### What is expected
Copy the records below, from the line containing "Transcribe this image's" through the last line; leave out pictures.

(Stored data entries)
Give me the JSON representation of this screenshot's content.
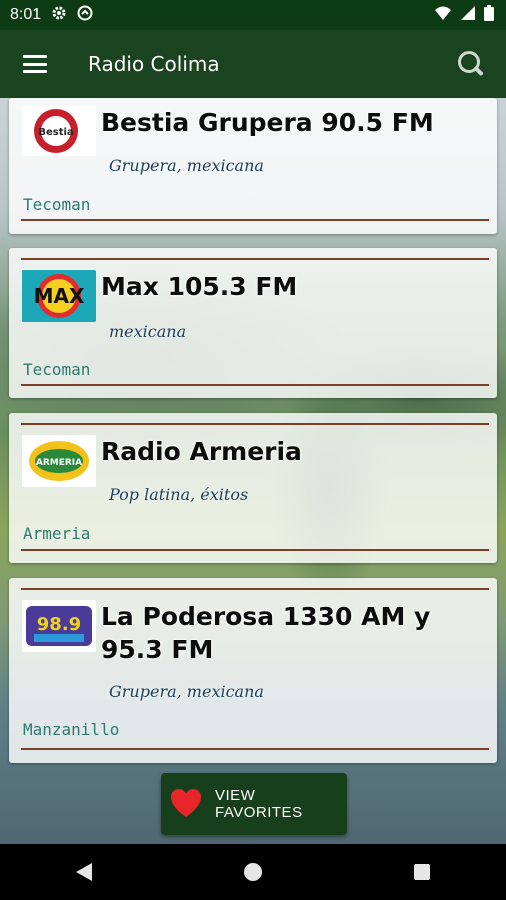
{
  "status_bar": {
    "time": "8:01",
    "left_icons": [
      "gear-icon",
      "sync-icon"
    ],
    "right_icons": [
      "wifi-icon",
      "signal-icon",
      "battery-icon"
    ]
  },
  "app_bar": {
    "title": "Radio Colima",
    "menu_icon": "hamburger-menu-icon",
    "search_icon": "search-icon",
    "background": "#1a4420"
  },
  "stations": [
    {
      "name": "Bestia Grupera 90.5 FM",
      "genre": "Grupera, mexicana",
      "city": "Tecoman",
      "logo_text": "Bestia"
    },
    {
      "name": "Max 105.3 FM",
      "genre": "mexicana",
      "city": "Tecoman",
      "logo_text": "MAX"
    },
    {
      "name": "Radio Armeria",
      "genre": "Pop latina, éxitos",
      "city": "Armeria",
      "logo_text": "ARMERIA"
    },
    {
      "name": "La Poderosa 1330 AM y 95.3 FM",
      "genre": "Grupera, mexicana",
      "city": "Manzanillo",
      "logo_text": "98.9"
    }
  ],
  "favorites_button": {
    "label": "VIEW FAVORITES",
    "icon": "heart-icon",
    "accent": "#e8262a"
  },
  "nav_bar": {
    "buttons": [
      "back-icon",
      "home-icon",
      "recents-icon"
    ]
  },
  "colors": {
    "divider": "#7a3f28",
    "city_text": "#2e7a70",
    "genre_text": "#1b3d5a"
  }
}
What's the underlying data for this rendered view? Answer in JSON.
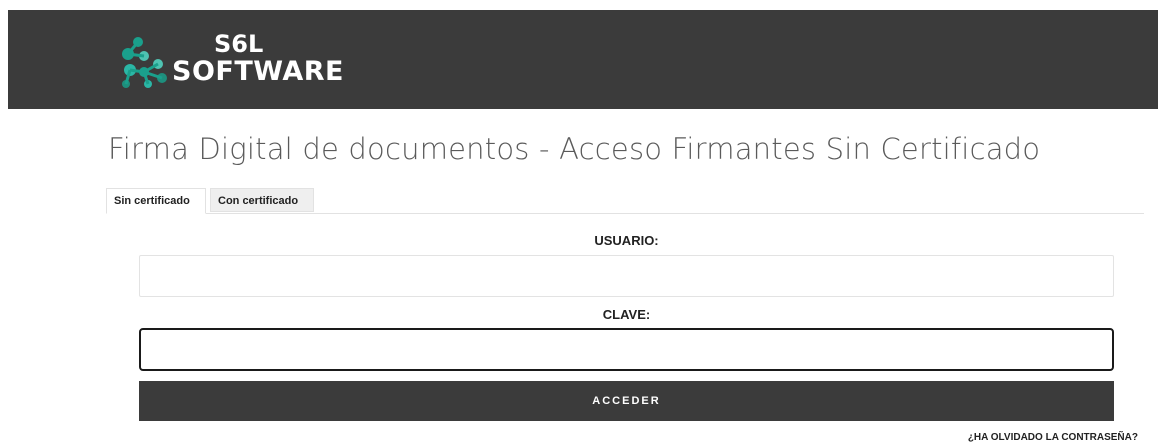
{
  "header": {
    "logo_line1": "S6L",
    "logo_line2": "SOFTWARE",
    "logo_colors": [
      "#1aa08c",
      "#2bb7a6",
      "#4fc3b2",
      "#1e8f7d"
    ]
  },
  "page": {
    "title": "Firma Digital de documentos - Acceso Firmantes Sin Certificado"
  },
  "tabs": [
    {
      "label": "Sin certificado",
      "active": true
    },
    {
      "label": "Con certificado",
      "active": false
    }
  ],
  "form": {
    "user_label": "USUARIO:",
    "user_value": "",
    "password_label": "CLAVE:",
    "password_value": "",
    "submit_label": "ACCEDER",
    "forgot_label": "¿HA OLVIDADO LA CONTRASEÑA?"
  }
}
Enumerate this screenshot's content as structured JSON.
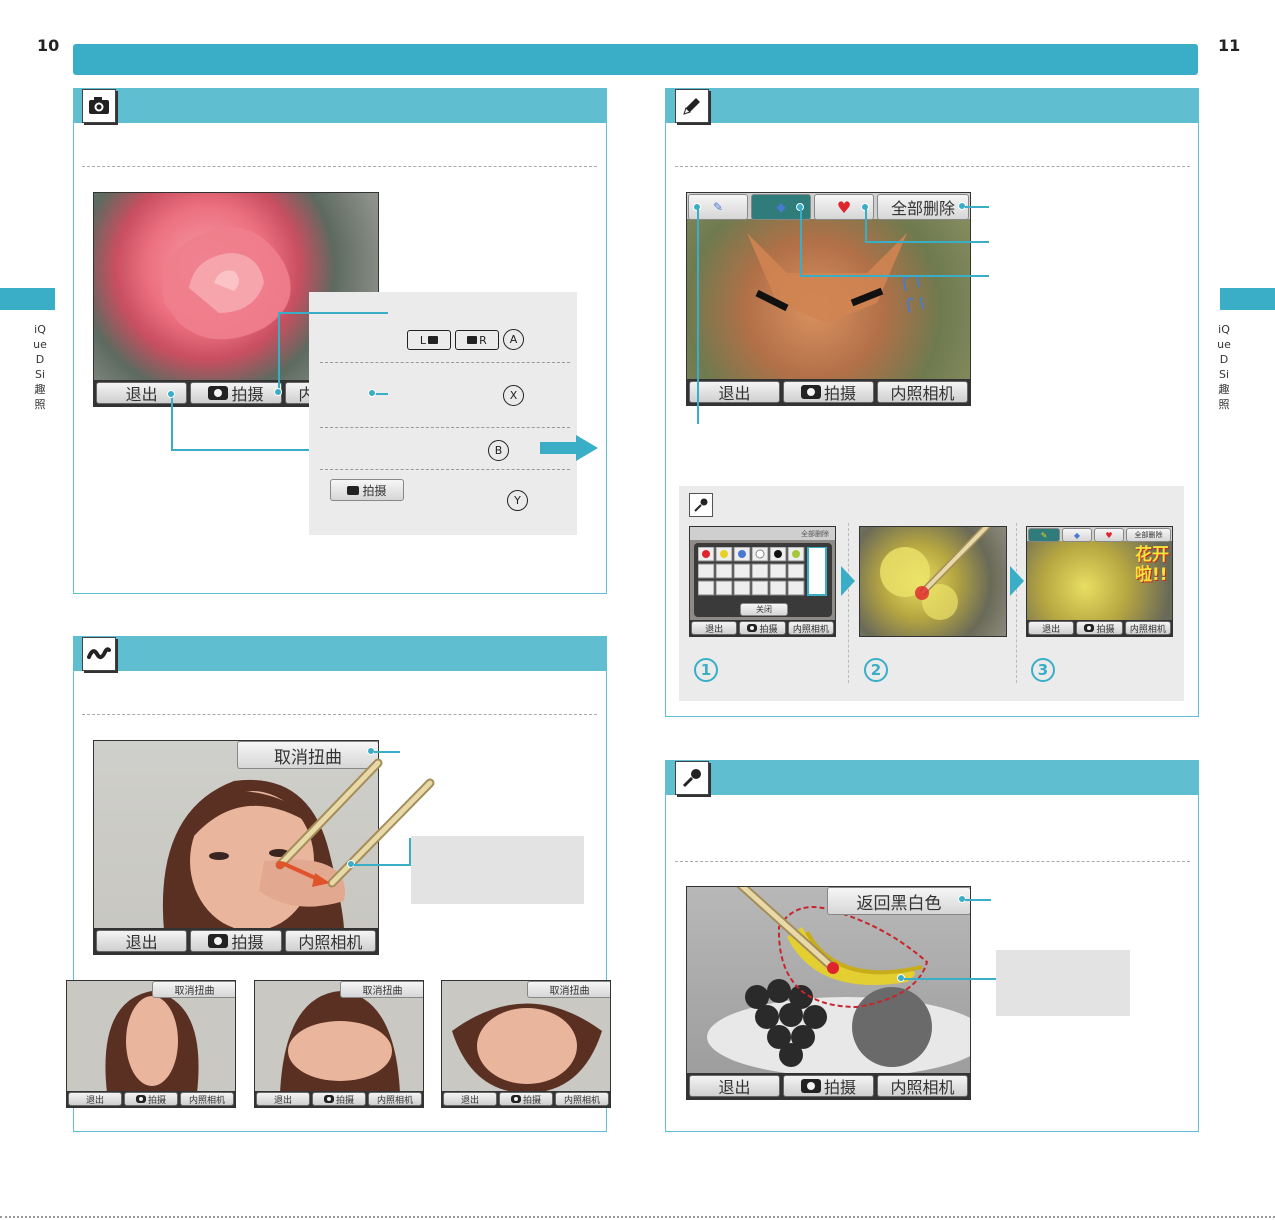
{
  "page": {
    "left_number": "10",
    "right_number": "11",
    "side_label": "iQueDSi趣照"
  },
  "ds_buttons": {
    "exit": "退出",
    "shoot": "拍摄",
    "inner_camera": "内照相机"
  },
  "camera_section": {
    "icon": "camera-icon",
    "keys": {
      "l_key": "L",
      "r_key": "R",
      "a_key": "A",
      "x_key": "X",
      "b_key": "B",
      "y_key": "Y"
    },
    "shoot_button_label": "拍摄"
  },
  "distort_section": {
    "icon": "wave-icon",
    "cancel_label": "取消扭曲"
  },
  "draw_section": {
    "icon": "pencil-icon",
    "erase_all_label": "全部删除",
    "sub_icon": "dropper-icon",
    "close_label": "关闭",
    "steps": [
      "1",
      "2",
      "3"
    ],
    "flower_caption": "花开啦!!"
  },
  "color_section": {
    "icon": "dropper-icon",
    "back_bw_label": "返回黑白色"
  },
  "colors": {
    "accent": "#3aaec7",
    "panel_header": "#5fbfd1",
    "callout_grey": "#e3e3e3"
  }
}
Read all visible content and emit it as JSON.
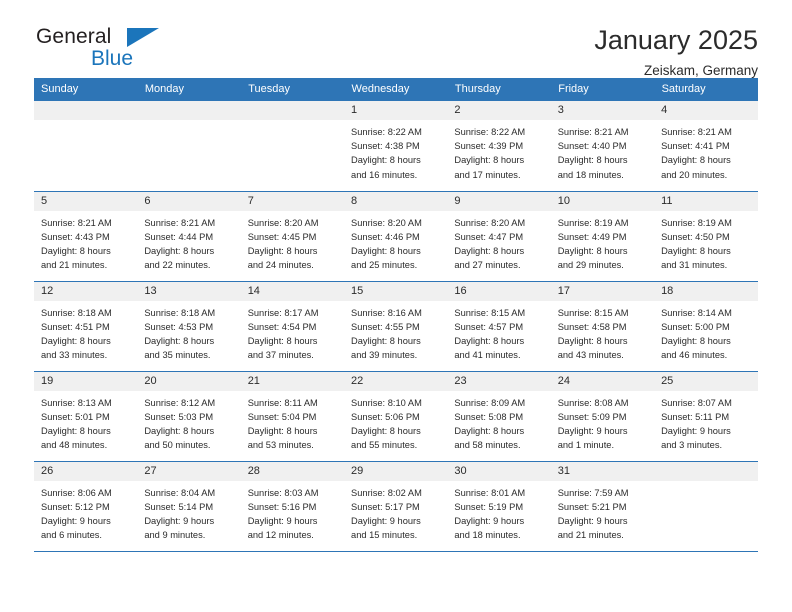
{
  "brand": {
    "line1": "General",
    "line2": "Blue",
    "triangle_icon": "blue-triangle-icon",
    "color_dark": "#231f20",
    "color_blue": "#1b75bb"
  },
  "header": {
    "title": "January 2025",
    "subtitle": "Zeiskam, Germany"
  },
  "colors": {
    "header_row": "#2e75b6",
    "daynum_band": "#f0f0f0",
    "text": "#2b2b2b"
  },
  "weekday_headers": [
    "Sunday",
    "Monday",
    "Tuesday",
    "Wednesday",
    "Thursday",
    "Friday",
    "Saturday"
  ],
  "weeks": [
    [
      {
        "day": "",
        "sunrise": "",
        "sunset": "",
        "daylight1": "",
        "daylight2": ""
      },
      {
        "day": "",
        "sunrise": "",
        "sunset": "",
        "daylight1": "",
        "daylight2": ""
      },
      {
        "day": "",
        "sunrise": "",
        "sunset": "",
        "daylight1": "",
        "daylight2": ""
      },
      {
        "day": "1",
        "sunrise": "Sunrise: 8:22 AM",
        "sunset": "Sunset: 4:38 PM",
        "daylight1": "Daylight: 8 hours",
        "daylight2": "and 16 minutes."
      },
      {
        "day": "2",
        "sunrise": "Sunrise: 8:22 AM",
        "sunset": "Sunset: 4:39 PM",
        "daylight1": "Daylight: 8 hours",
        "daylight2": "and 17 minutes."
      },
      {
        "day": "3",
        "sunrise": "Sunrise: 8:21 AM",
        "sunset": "Sunset: 4:40 PM",
        "daylight1": "Daylight: 8 hours",
        "daylight2": "and 18 minutes."
      },
      {
        "day": "4",
        "sunrise": "Sunrise: 8:21 AM",
        "sunset": "Sunset: 4:41 PM",
        "daylight1": "Daylight: 8 hours",
        "daylight2": "and 20 minutes."
      }
    ],
    [
      {
        "day": "5",
        "sunrise": "Sunrise: 8:21 AM",
        "sunset": "Sunset: 4:43 PM",
        "daylight1": "Daylight: 8 hours",
        "daylight2": "and 21 minutes."
      },
      {
        "day": "6",
        "sunrise": "Sunrise: 8:21 AM",
        "sunset": "Sunset: 4:44 PM",
        "daylight1": "Daylight: 8 hours",
        "daylight2": "and 22 minutes."
      },
      {
        "day": "7",
        "sunrise": "Sunrise: 8:20 AM",
        "sunset": "Sunset: 4:45 PM",
        "daylight1": "Daylight: 8 hours",
        "daylight2": "and 24 minutes."
      },
      {
        "day": "8",
        "sunrise": "Sunrise: 8:20 AM",
        "sunset": "Sunset: 4:46 PM",
        "daylight1": "Daylight: 8 hours",
        "daylight2": "and 25 minutes."
      },
      {
        "day": "9",
        "sunrise": "Sunrise: 8:20 AM",
        "sunset": "Sunset: 4:47 PM",
        "daylight1": "Daylight: 8 hours",
        "daylight2": "and 27 minutes."
      },
      {
        "day": "10",
        "sunrise": "Sunrise: 8:19 AM",
        "sunset": "Sunset: 4:49 PM",
        "daylight1": "Daylight: 8 hours",
        "daylight2": "and 29 minutes."
      },
      {
        "day": "11",
        "sunrise": "Sunrise: 8:19 AM",
        "sunset": "Sunset: 4:50 PM",
        "daylight1": "Daylight: 8 hours",
        "daylight2": "and 31 minutes."
      }
    ],
    [
      {
        "day": "12",
        "sunrise": "Sunrise: 8:18 AM",
        "sunset": "Sunset: 4:51 PM",
        "daylight1": "Daylight: 8 hours",
        "daylight2": "and 33 minutes."
      },
      {
        "day": "13",
        "sunrise": "Sunrise: 8:18 AM",
        "sunset": "Sunset: 4:53 PM",
        "daylight1": "Daylight: 8 hours",
        "daylight2": "and 35 minutes."
      },
      {
        "day": "14",
        "sunrise": "Sunrise: 8:17 AM",
        "sunset": "Sunset: 4:54 PM",
        "daylight1": "Daylight: 8 hours",
        "daylight2": "and 37 minutes."
      },
      {
        "day": "15",
        "sunrise": "Sunrise: 8:16 AM",
        "sunset": "Sunset: 4:55 PM",
        "daylight1": "Daylight: 8 hours",
        "daylight2": "and 39 minutes."
      },
      {
        "day": "16",
        "sunrise": "Sunrise: 8:15 AM",
        "sunset": "Sunset: 4:57 PM",
        "daylight1": "Daylight: 8 hours",
        "daylight2": "and 41 minutes."
      },
      {
        "day": "17",
        "sunrise": "Sunrise: 8:15 AM",
        "sunset": "Sunset: 4:58 PM",
        "daylight1": "Daylight: 8 hours",
        "daylight2": "and 43 minutes."
      },
      {
        "day": "18",
        "sunrise": "Sunrise: 8:14 AM",
        "sunset": "Sunset: 5:00 PM",
        "daylight1": "Daylight: 8 hours",
        "daylight2": "and 46 minutes."
      }
    ],
    [
      {
        "day": "19",
        "sunrise": "Sunrise: 8:13 AM",
        "sunset": "Sunset: 5:01 PM",
        "daylight1": "Daylight: 8 hours",
        "daylight2": "and 48 minutes."
      },
      {
        "day": "20",
        "sunrise": "Sunrise: 8:12 AM",
        "sunset": "Sunset: 5:03 PM",
        "daylight1": "Daylight: 8 hours",
        "daylight2": "and 50 minutes."
      },
      {
        "day": "21",
        "sunrise": "Sunrise: 8:11 AM",
        "sunset": "Sunset: 5:04 PM",
        "daylight1": "Daylight: 8 hours",
        "daylight2": "and 53 minutes."
      },
      {
        "day": "22",
        "sunrise": "Sunrise: 8:10 AM",
        "sunset": "Sunset: 5:06 PM",
        "daylight1": "Daylight: 8 hours",
        "daylight2": "and 55 minutes."
      },
      {
        "day": "23",
        "sunrise": "Sunrise: 8:09 AM",
        "sunset": "Sunset: 5:08 PM",
        "daylight1": "Daylight: 8 hours",
        "daylight2": "and 58 minutes."
      },
      {
        "day": "24",
        "sunrise": "Sunrise: 8:08 AM",
        "sunset": "Sunset: 5:09 PM",
        "daylight1": "Daylight: 9 hours",
        "daylight2": "and 1 minute."
      },
      {
        "day": "25",
        "sunrise": "Sunrise: 8:07 AM",
        "sunset": "Sunset: 5:11 PM",
        "daylight1": "Daylight: 9 hours",
        "daylight2": "and 3 minutes."
      }
    ],
    [
      {
        "day": "26",
        "sunrise": "Sunrise: 8:06 AM",
        "sunset": "Sunset: 5:12 PM",
        "daylight1": "Daylight: 9 hours",
        "daylight2": "and 6 minutes."
      },
      {
        "day": "27",
        "sunrise": "Sunrise: 8:04 AM",
        "sunset": "Sunset: 5:14 PM",
        "daylight1": "Daylight: 9 hours",
        "daylight2": "and 9 minutes."
      },
      {
        "day": "28",
        "sunrise": "Sunrise: 8:03 AM",
        "sunset": "Sunset: 5:16 PM",
        "daylight1": "Daylight: 9 hours",
        "daylight2": "and 12 minutes."
      },
      {
        "day": "29",
        "sunrise": "Sunrise: 8:02 AM",
        "sunset": "Sunset: 5:17 PM",
        "daylight1": "Daylight: 9 hours",
        "daylight2": "and 15 minutes."
      },
      {
        "day": "30",
        "sunrise": "Sunrise: 8:01 AM",
        "sunset": "Sunset: 5:19 PM",
        "daylight1": "Daylight: 9 hours",
        "daylight2": "and 18 minutes."
      },
      {
        "day": "31",
        "sunrise": "Sunrise: 7:59 AM",
        "sunset": "Sunset: 5:21 PM",
        "daylight1": "Daylight: 9 hours",
        "daylight2": "and 21 minutes."
      },
      {
        "day": "",
        "sunrise": "",
        "sunset": "",
        "daylight1": "",
        "daylight2": ""
      }
    ]
  ]
}
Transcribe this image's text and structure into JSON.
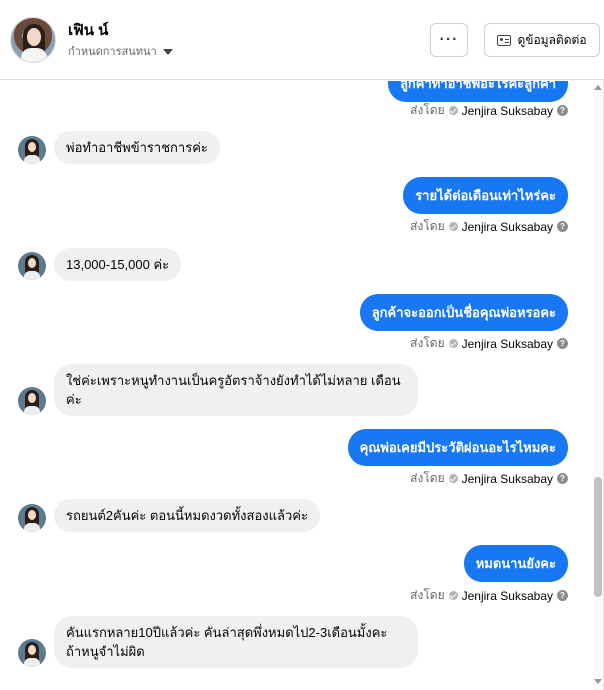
{
  "header": {
    "title": "เฟิน น์",
    "subtitle": "กำหนดการสนทนา",
    "more_label": "···",
    "contact_label": "ดูข้อมูลติดต่อ"
  },
  "thread": {
    "top_partial_message": "ลูกค้าทำอาชีพอะไรคะลูกค้า",
    "sent_by_prefix": "ส่งโดย",
    "sent_by_name": "Jenjira Suksabay",
    "messages": [
      {
        "dir": "in",
        "text": "พ่อทำอาชีพข้าราชการค่ะ"
      },
      {
        "dir": "out",
        "text": "รายได้ต่อเดือนเท่าไหร่คะ"
      },
      {
        "dir": "in",
        "text": "13,000-15,000 ค่ะ"
      },
      {
        "dir": "out",
        "text": "ลูกค้าจะออกเป็นชื่อคุณพ่อหรอคะ"
      },
      {
        "dir": "in",
        "text": "ใช่ค่ะเพราะหนูทำงานเป็นครูอัตราจ้างยังทำได้ไม่หลาย เดือนค่ะ"
      },
      {
        "dir": "out",
        "text": "คุณพ่อเคยมีประวัติผ่อนอะไรไหมคะ"
      },
      {
        "dir": "in",
        "text": "รถยนต์2คันค่ะ ตอนนี้หมดงวดทั้งสองแล้วค่ะ"
      },
      {
        "dir": "out",
        "text": "หมดนานยังคะ"
      },
      {
        "dir": "in",
        "text": "คันแรกหลาย10ปีแล้วค่ะ คันล่าสุดพึ่งหมดไป2-3เดือนมั้งคะ ถ้าหนูจำไม่ผิด"
      }
    ]
  },
  "colors": {
    "accent": "#1877f2",
    "incoming_bubble": "#f0f0f0",
    "muted_text": "#65676b"
  }
}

### Reply
Transcribe this image's text and structure into JSON.
{
  "header": {
    "title": "เฟิน น์",
    "subtitle": "กำหนดการสนทนา",
    "more_label": "···",
    "contact_label": "ดูข้อมูลติดต่อ"
  },
  "thread": {
    "top_partial_message": "ลูกค้าทำอาชีพอะไรคะลูกค้า",
    "sent_by_prefix": "ส่งโดย",
    "sent_by_name": "Jenjira Suksabay",
    "messages": [
      {
        "dir": "in",
        "text": "พ่อทำอาชีพข้าราชการค่ะ"
      },
      {
        "dir": "out",
        "text": "รายได้ต่อเดือนเท่าไหร่คะ"
      },
      {
        "dir": "in",
        "text": "13,000-15,000 ค่ะ"
      },
      {
        "dir": "out",
        "text": "ลูกค้าจะออกเป็นชื่อคุณพ่อหรอคะ"
      },
      {
        "dir": "in",
        "text": "ใช่ค่ะเพราะหนูทำงานเป็นครูอัตราจ้างยังทำได้ไม่หลาย เดือนค่ะ"
      },
      {
        "dir": "out",
        "text": "คุณพ่อเคยมีประวัติผ่อนอะไรไหมคะ"
      },
      {
        "dir": "in",
        "text": "รถยนต์2คันค่ะ ตอนนี้หมดงวดทั้งสองแล้วค่ะ"
      },
      {
        "dir": "out",
        "text": "หมดนานยังคะ"
      },
      {
        "dir": "in",
        "text": "คันแรกหลาย10ปีแล้วค่ะ คันล่าสุดพึ่งหมดไป2-3เดือนมั้งคะ ถ้าหนูจำไม่ผิด"
      }
    ]
  },
  "colors": {
    "accent": "#1877f2",
    "incoming_bubble": "#f0f0f0",
    "muted_text": "#65676b"
  }
}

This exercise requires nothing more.